EXERCISE DESCRIPTION –
The answer is a single number: how many lines hold the string "title".

..........

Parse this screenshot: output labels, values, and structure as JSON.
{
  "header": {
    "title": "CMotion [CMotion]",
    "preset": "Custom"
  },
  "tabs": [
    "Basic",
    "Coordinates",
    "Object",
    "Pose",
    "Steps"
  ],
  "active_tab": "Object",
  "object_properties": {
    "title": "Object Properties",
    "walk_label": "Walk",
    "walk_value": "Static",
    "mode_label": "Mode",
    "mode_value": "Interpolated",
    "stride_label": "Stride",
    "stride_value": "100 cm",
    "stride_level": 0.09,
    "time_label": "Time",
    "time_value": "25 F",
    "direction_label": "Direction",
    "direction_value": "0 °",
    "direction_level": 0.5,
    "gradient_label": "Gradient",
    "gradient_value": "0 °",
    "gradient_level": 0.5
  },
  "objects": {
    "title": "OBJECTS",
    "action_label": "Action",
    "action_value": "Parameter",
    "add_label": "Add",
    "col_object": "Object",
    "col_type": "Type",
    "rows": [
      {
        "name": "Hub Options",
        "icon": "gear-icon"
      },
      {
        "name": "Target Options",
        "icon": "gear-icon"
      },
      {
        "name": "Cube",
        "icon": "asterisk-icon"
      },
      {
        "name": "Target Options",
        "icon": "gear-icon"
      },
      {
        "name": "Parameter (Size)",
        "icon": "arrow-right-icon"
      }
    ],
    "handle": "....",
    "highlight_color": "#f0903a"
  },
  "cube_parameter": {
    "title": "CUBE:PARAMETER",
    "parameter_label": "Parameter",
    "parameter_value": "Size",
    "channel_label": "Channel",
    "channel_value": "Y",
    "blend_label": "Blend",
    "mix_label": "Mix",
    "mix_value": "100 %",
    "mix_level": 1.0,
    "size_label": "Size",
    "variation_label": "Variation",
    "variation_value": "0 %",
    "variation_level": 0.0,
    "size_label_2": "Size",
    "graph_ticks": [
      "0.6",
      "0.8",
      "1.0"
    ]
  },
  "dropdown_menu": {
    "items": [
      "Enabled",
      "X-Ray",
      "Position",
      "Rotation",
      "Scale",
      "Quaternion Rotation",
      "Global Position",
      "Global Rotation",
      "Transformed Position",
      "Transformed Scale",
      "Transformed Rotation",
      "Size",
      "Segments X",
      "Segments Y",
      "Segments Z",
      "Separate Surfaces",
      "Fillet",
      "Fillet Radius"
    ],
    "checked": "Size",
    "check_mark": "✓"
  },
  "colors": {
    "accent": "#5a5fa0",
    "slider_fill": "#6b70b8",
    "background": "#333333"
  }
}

..........

REPLY TO THE TASK –
4